**SET TASKS:**
(A) According to the market commentary, how large is the rescue fund that Greece must secure a deal for?
(B) Write the next part of the market commentary, picking up right after its final paragraph.

**GIVEN PASSAGE:**
• • • •
Equity markets are trading slightly in red territory with the Dow Jones Industrial Average down less than half a percent from its closing price on Friday. While market dips into the red are never really encouraging, we have to say that today's dip is not all that bad. With the uncertainty still flowing out of Greece and with signs that China will not grow as fast as previously thought, we can certainly argue that equities should have been much more volatile, just as they had been for most of the second half of last year. Today, news that Greece continues to delay discussions on fixing its debt crisis, and forecasts from the International Monetary Fund in reference to GDP growth in China during 2012, are serving to put equities down—but not out.

The political situation in Greece has become almost laughable in the sense that one day all seems to be on track to be resolved, only to look in disarray the next day. Today, Greek leaders failed to meet to discuss the terms for a new bailout from the European Union and International Monetary Fund. And the apparent reason for this was that the Greek government had not yet supplied the discussing parties with a 15-page summary of the conclusions of a meeting on Sunday of the political leaders, a summary that would be central to the discussions. Given the seriousness and huge consequences of a Greek failure, it is questionable why this summary was not completed in time. This delay to the process compelled German Chancellor Angela Merkel to step up pressure on Greece, warning that time was running short for a deal to be struck. Failure to strike a deal to secure the €130 billion ($170 billion) rescue fund increases the risk of pushing Greece into a chaotic debt default, which could threaten its future membership in the euro zone.

On the Asian front, according to the IMF, China's economic expansion would be cut almost in half if Europe's debt crisis gets worse, a scenario that would warrant significant fiscal stimulus from the nation's government. Based on the IMF's downside forecast for the global economy, China's growth could drop by as much as 4 percentage points from the 8.2 percent currently forecasted by the organization for this year. On the other hand, many on the Street see China's internal consumption as a cushion to any falling demand from abroad, a consumption that can easily be ramped higher by government intervention.

All in all, while equities are still in the red this afternoon, things could be a lot worse, and the stability is also a bit encouraging despite the European turmoil.
• • • •
**SOURCE DATA:**
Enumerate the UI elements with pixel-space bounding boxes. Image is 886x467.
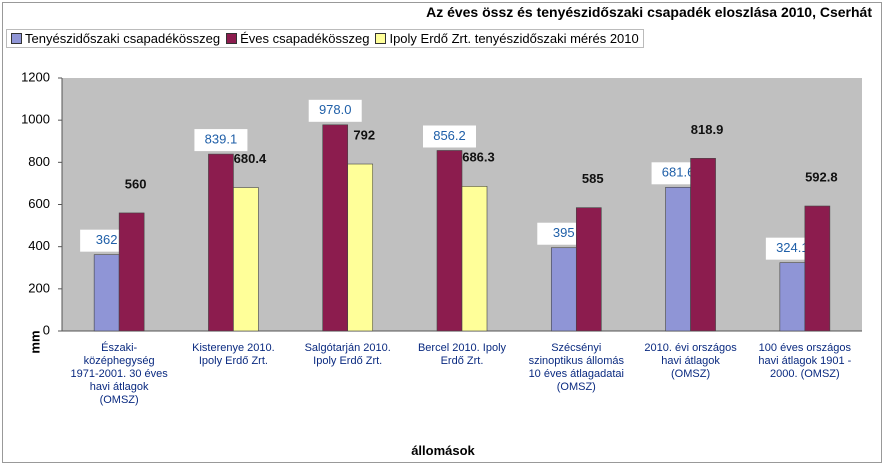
• • • •
**EXPECTED RESPONSES:**
(A) €130 billion ($170 billion).

(B)
Shippers' Modicum of Relief
David Urani

My move of the day comes from the dry bulk shipping sector, which has been in lots of trouble lately, to say the least. Before all of the economic crises hit across the world, orders were put in for numerous vessels to be built to handle international trade and many of those orders are being completed at the beginning of this year. The decline in dry bulk shipping prices has been staggering as overcapacity and global economic issues have taken their toll. Today, the Baltic Dry shipping price index finally increased for the first time in eight weeks and as a result shippers the likes of Dryships (DRYS) and Diana Shipping (DSX) are surging in a relief rally.

It should be noted that today's increase is only a tiny tick up to 648 from 647 but it's the thought of a potential bottoming out that counts. Nevertheless, shippers are still floating in dire straits at these levels. The industry seemed to hit a new low today when it was discovered that Glencore has hired UK based Global Maritime for -$2,000 a day. That's right, Global Maritime will pay Glencore to hire its ships. That's because the vessels have to keep running; if they sit for too long they become unusable, and there wasn't enough demand to keep the ships active otherwise.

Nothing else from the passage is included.